**PROBLEM STATEMENT**:
Copy the rows below verbatim, from the first row through the line containing "- y-tick-label: 11,0: [14, 171, 36, 182]", with both ends included.

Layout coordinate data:
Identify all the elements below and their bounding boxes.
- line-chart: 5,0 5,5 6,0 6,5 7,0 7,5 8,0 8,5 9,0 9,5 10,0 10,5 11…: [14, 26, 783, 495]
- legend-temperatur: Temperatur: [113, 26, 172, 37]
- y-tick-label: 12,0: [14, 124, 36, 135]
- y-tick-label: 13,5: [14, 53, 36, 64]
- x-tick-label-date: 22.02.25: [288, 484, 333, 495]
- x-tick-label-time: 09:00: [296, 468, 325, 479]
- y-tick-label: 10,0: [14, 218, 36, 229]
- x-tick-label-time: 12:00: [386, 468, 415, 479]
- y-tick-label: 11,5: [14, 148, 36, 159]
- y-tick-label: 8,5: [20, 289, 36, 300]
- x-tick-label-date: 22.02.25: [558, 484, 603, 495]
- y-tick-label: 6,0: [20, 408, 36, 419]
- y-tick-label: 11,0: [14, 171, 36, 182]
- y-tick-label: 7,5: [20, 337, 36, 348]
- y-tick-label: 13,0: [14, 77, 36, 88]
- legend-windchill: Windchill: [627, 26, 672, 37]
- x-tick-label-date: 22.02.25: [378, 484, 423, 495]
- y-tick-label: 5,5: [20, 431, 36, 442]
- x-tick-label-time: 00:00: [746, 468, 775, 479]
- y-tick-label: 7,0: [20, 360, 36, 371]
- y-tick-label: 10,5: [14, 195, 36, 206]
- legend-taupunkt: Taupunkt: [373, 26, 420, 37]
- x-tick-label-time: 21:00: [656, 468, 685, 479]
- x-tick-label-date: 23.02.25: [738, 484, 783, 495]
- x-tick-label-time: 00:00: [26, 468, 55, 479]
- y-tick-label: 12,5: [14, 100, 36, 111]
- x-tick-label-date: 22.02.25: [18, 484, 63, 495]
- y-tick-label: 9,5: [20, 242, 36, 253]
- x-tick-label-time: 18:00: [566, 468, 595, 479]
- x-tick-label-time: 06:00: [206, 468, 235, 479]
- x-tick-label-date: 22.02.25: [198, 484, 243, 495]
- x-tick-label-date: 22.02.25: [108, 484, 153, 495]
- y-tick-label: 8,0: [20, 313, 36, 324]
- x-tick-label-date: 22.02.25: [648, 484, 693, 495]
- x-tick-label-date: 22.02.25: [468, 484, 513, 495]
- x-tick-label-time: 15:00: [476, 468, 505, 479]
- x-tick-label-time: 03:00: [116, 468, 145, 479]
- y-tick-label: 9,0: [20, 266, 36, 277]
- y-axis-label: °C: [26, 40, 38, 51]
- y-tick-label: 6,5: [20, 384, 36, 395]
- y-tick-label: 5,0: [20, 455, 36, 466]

**EXERCISE ANSWER**:
Identify all the elements below and their bounding boxes.
- line-chart: 5,0 5,5 6,0 6,5 7,0 7,5 8,0 8,5 9,0 9,5 10,0 10,5 11…: [14, 26, 783, 495]
- legend-temperatur: Temperatur: [113, 26, 172, 37]
- y-tick-label: 12,0: [14, 124, 36, 135]
- y-tick-label: 13,5: [14, 53, 36, 64]
- x-tick-label-date: 22.02.25: [288, 484, 333, 495]
- x-tick-label-time: 09:00: [296, 468, 325, 479]
- y-tick-label: 10,0: [14, 218, 36, 229]
- x-tick-label-time: 12:00: [386, 468, 415, 479]
- y-tick-label: 11,5: [14, 148, 36, 159]
- y-tick-label: 8,5: [20, 289, 36, 300]
- x-tick-label-date: 22.02.25: [558, 484, 603, 495]
- y-tick-label: 6,0: [20, 408, 36, 419]
- y-tick-label: 11,0: [14, 171, 36, 182]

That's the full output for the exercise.